▶ Provided material
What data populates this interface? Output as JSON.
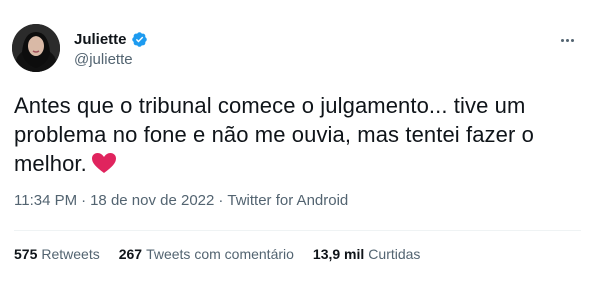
{
  "author": {
    "display_name": "Juliette",
    "handle": "@juliette",
    "verified_icon": "verified-badge-icon",
    "verified_color": "#1d9bf0"
  },
  "tweet": {
    "text": "Antes que o tribunal comece o julgamento... tive um problema no fone e não me ouvia, mas tentei fazer o melhor.",
    "emoji_icon": "red-heart-icon",
    "emoji_color": "#e0245e"
  },
  "meta": {
    "time": "11:34 PM",
    "separator": "·",
    "date": "18 de nov de 2022",
    "source": "Twitter for Android"
  },
  "stats": {
    "retweets_count": "575",
    "retweets_label": "Retweets",
    "quotes_count": "267",
    "quotes_label": "Tweets com comentário",
    "likes_count": "13,9 mil",
    "likes_label": "Curtidas"
  },
  "more_icon": "more-horizontal-icon"
}
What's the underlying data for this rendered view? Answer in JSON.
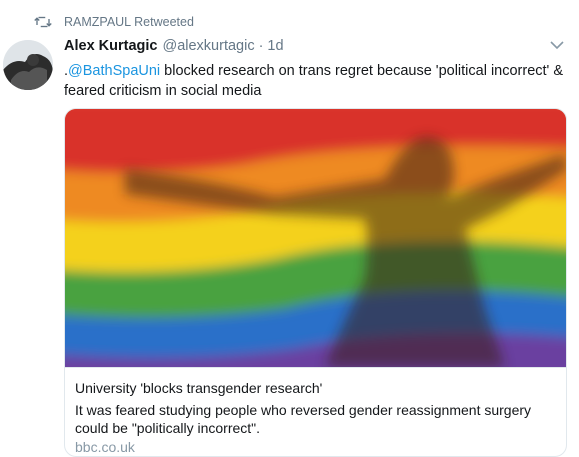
{
  "retweet": {
    "icon": "retweet-icon",
    "label": "RAMZPAUL Retweeted"
  },
  "tweet": {
    "author_name": "Alex Kurtagic",
    "author_handle": "@alexkurtagic",
    "separator": "·",
    "timestamp": "1d",
    "text_prefix": ".",
    "mention": "@BathSpaUni",
    "text_line1_rest": " blocked research on trans regret because 'political incorrect' &",
    "text_line2": "feared criticism in social media"
  },
  "card": {
    "title": "University 'blocks transgender research'",
    "description": "It was feared studying people who reversed gender reassignment surgery could be \"politically incorrect\".",
    "domain": "bbc.co.uk"
  },
  "colors": {
    "mention": "#1b95e0",
    "secondary_text": "#657786",
    "card_border": "#e1e8ed",
    "domain": "#8899a6"
  }
}
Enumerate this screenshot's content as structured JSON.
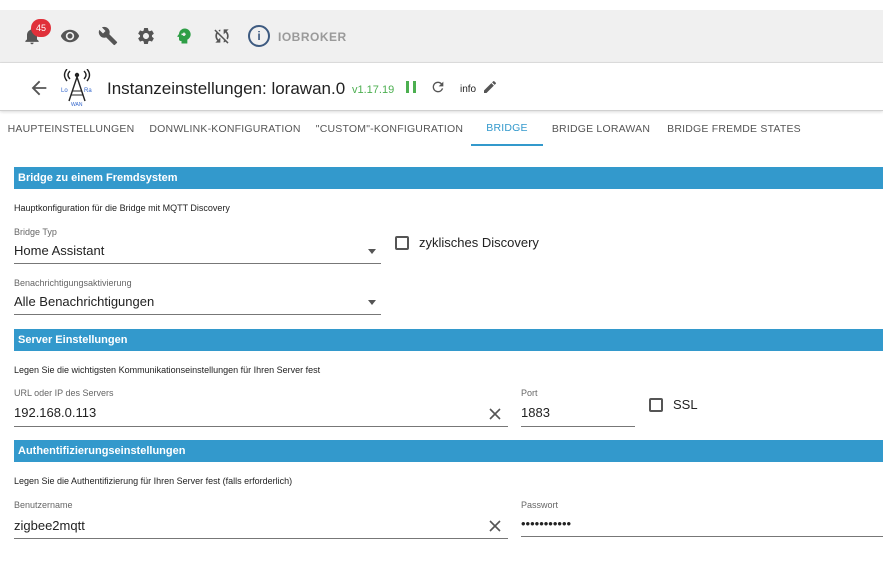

▶ Required work
Scan the entries above and work out how many lines include the word "research"; the reply is that number alone.

▶ Solution below
2